• **PROBLEM DETAILS**: Answer with one number: how many lines hold the string "grid".

** Begin TASK MATERIAL **

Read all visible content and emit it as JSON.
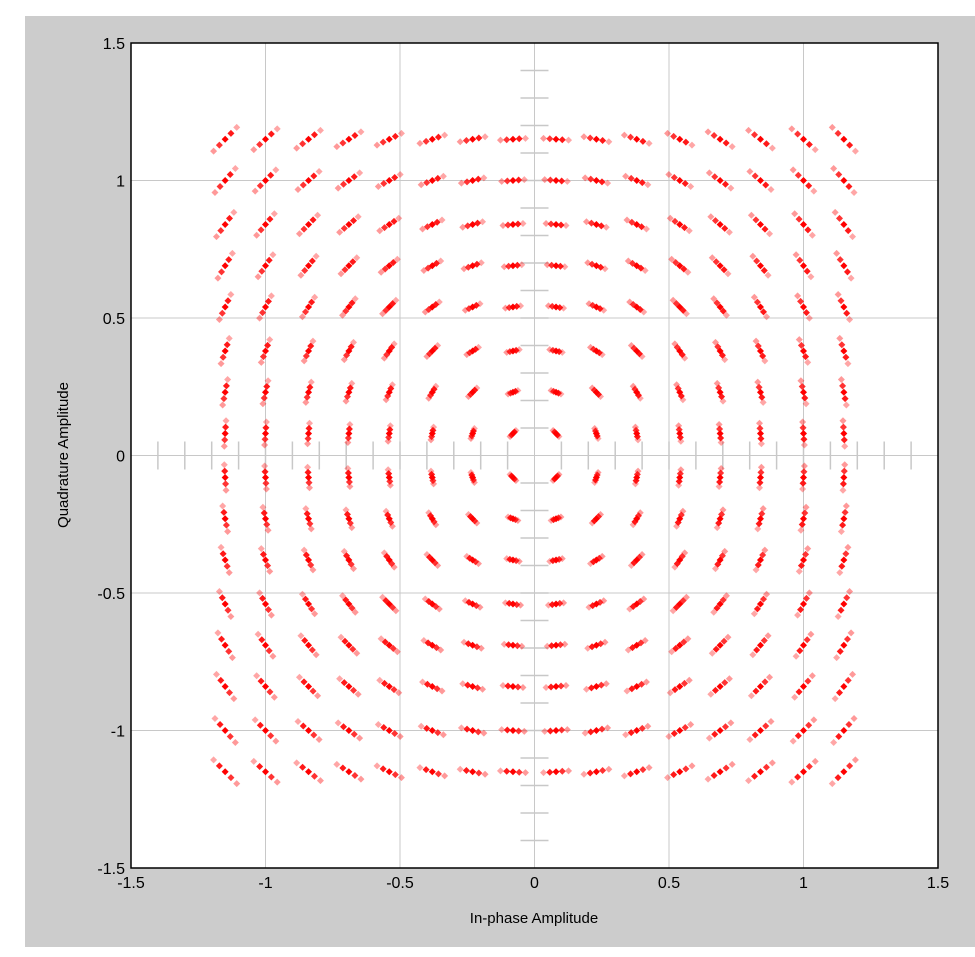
{
  "chart_data": {
    "type": "scatter",
    "title": "",
    "xlabel": "In-phase Amplitude",
    "ylabel": "Quadrature Amplitude",
    "xlim": [
      -1.5,
      1.5
    ],
    "ylim": [
      -1.5,
      1.5
    ],
    "xticks": [
      "-1.5",
      "-1",
      "-0.5",
      "0",
      "0.5",
      "1",
      "1.5"
    ],
    "yticks": [
      "-1.5",
      "-1",
      "-0.5",
      "0",
      "0.5",
      "1",
      "1.5"
    ],
    "grid": true,
    "legend": "none",
    "marker": "diamond",
    "colors": {
      "points": "#ff0000",
      "grid": "#c8c8c8",
      "background": "#cccccc",
      "plot": "#ffffff"
    },
    "series": [
      {
        "constellation": "16x16 grid",
        "i_levels": [
          -1.15,
          -1.0,
          -0.84,
          -0.69,
          -0.54,
          -0.38,
          -0.23,
          -0.08,
          0.08,
          0.23,
          0.38,
          0.54,
          0.69,
          0.84,
          1.0,
          1.15
        ],
        "q_levels": [
          -1.15,
          -1.0,
          -0.84,
          -0.69,
          -0.54,
          -0.38,
          -0.23,
          -0.08,
          0.08,
          0.23,
          0.38,
          0.54,
          0.69,
          0.84,
          1.0,
          1.15
        ]
      }
    ]
  }
}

** End TASK MATERIAL **

• **OUTPUT BELOW**: 3